## Direction
Your task is to transcribe all the entries exactly, excluding pictures.

## Material provided
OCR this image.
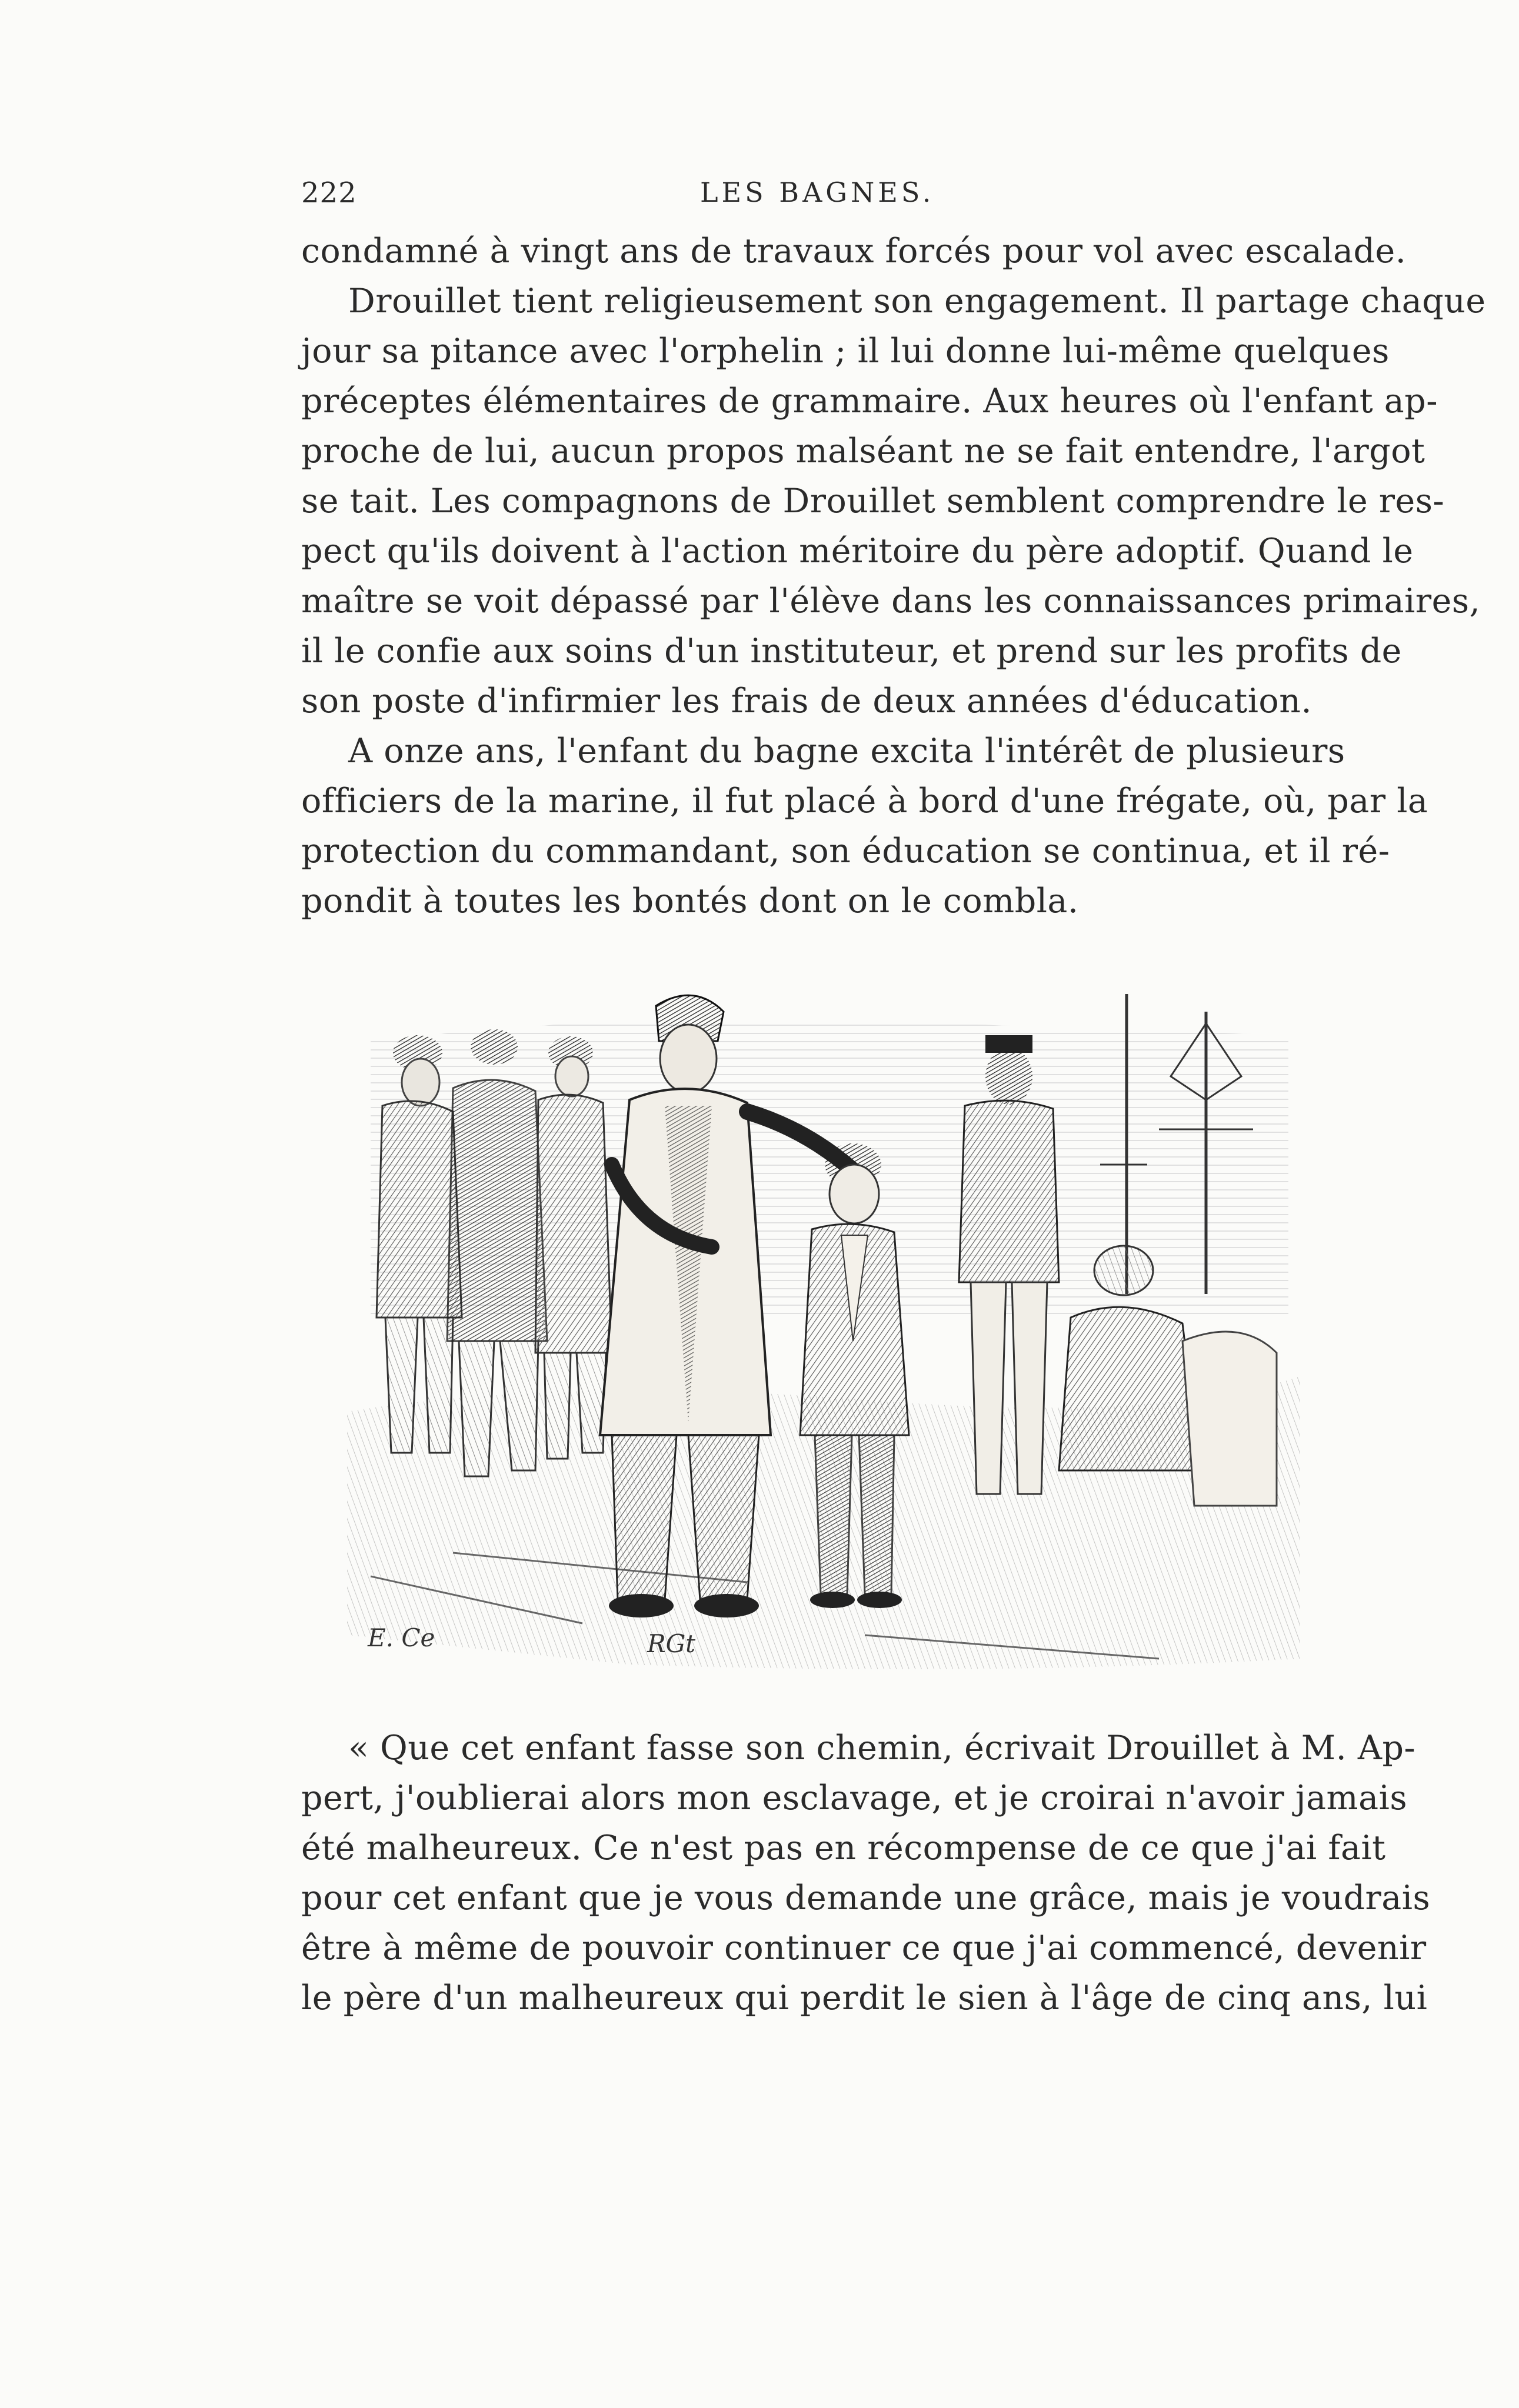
222	LES BAGNES.
condamné à vingt ans de travaux forcés pour vol avec escalade.
Drouillet tient religieusement son engagement. Il partage chaque
jour sa pitance avec l'orphelin ; il lui donne lui-même quelques
préceptes élémentaires de grammaire. Aux heures où l'enfant ap-
proche de lui, aucun propos malséant ne se fait entendre, l'argot
se tait. Les compagnons de Drouillet semblent comprendre le res-
pect qu'ils doivent à l'action méritoire du père adoptif. Quand le
maître se voit dépassé par l'élève dans les connaissances primaires,
il le confie aux soins d'un instituteur, et prend sur les profits de
son poste d'infirmier les frais de deux années d'éducation.
A onze ans, l'enfant du bagne excita l'intérêt de plusieurs
officiers de la marine, il fut placé à bord d'une frégate, où, par la
protection du commandant, son éducation se continua, et il ré-
pondit à toutes les bontés dont on le combla.
E. Ce	RGt
« Que cet enfant fasse son chemin, écrivait Drouillet à M. Ap-
pert, j'oublierai alors mon esclavage, et je croirai n'avoir jamais
été malheureux. Ce n'est pas en récompense de ce que j'ai fait
pour cet enfant que je vous demande une grâce, mais je voudrais
être à même de pouvoir continuer ce que j'ai commencé, devenir
le père d'un malheureux qui perdit le sien à l'âge de cinq ans, lui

## Response to the exercise
OCR this image.
222	LES BAGNES.
condamné à vingt ans de travaux forcés pour vol avec escalade.
Drouillet tient religieusement son engagement. Il partage chaque
jour sa pitance avec l'orphelin ; il lui donne lui-même quelques
préceptes élémentaires de grammaire. Aux heures où l'enfant ap-
proche de lui, aucun propos malséant ne se fait entendre, l'argot
se tait. Les compagnons de Drouillet semblent comprendre le res-
pect qu'ils doivent à l'action méritoire du père adoptif. Quand le
maître se voit dépassé par l'élève dans les connaissances primaires,
il le confie aux soins d'un instituteur, et prend sur les profits de
son poste d'infirmier les frais de deux années d'éducation.
A onze ans, l'enfant du bagne excita l'intérêt de plusieurs
officiers de la marine, il fut placé à bord d'une frégate, où, par la
protection du commandant, son éducation se continua, et il ré-
pondit à toutes les bontés dont on le combla.
E. Ce	RGt
« Que cet enfant fasse son chemin, écrivait Drouillet à M. Ap-
pert, j'oublierai alors mon esclavage, et je croirai n'avoir jamais
été malheureux. Ce n'est pas en récompense de ce que j'ai fait
pour cet enfant que je vous demande une grâce, mais je voudrais
être à même de pouvoir continuer ce que j'ai commencé, devenir
le père d'un malheureux qui perdit le sien à l'âge de cinq ans, lui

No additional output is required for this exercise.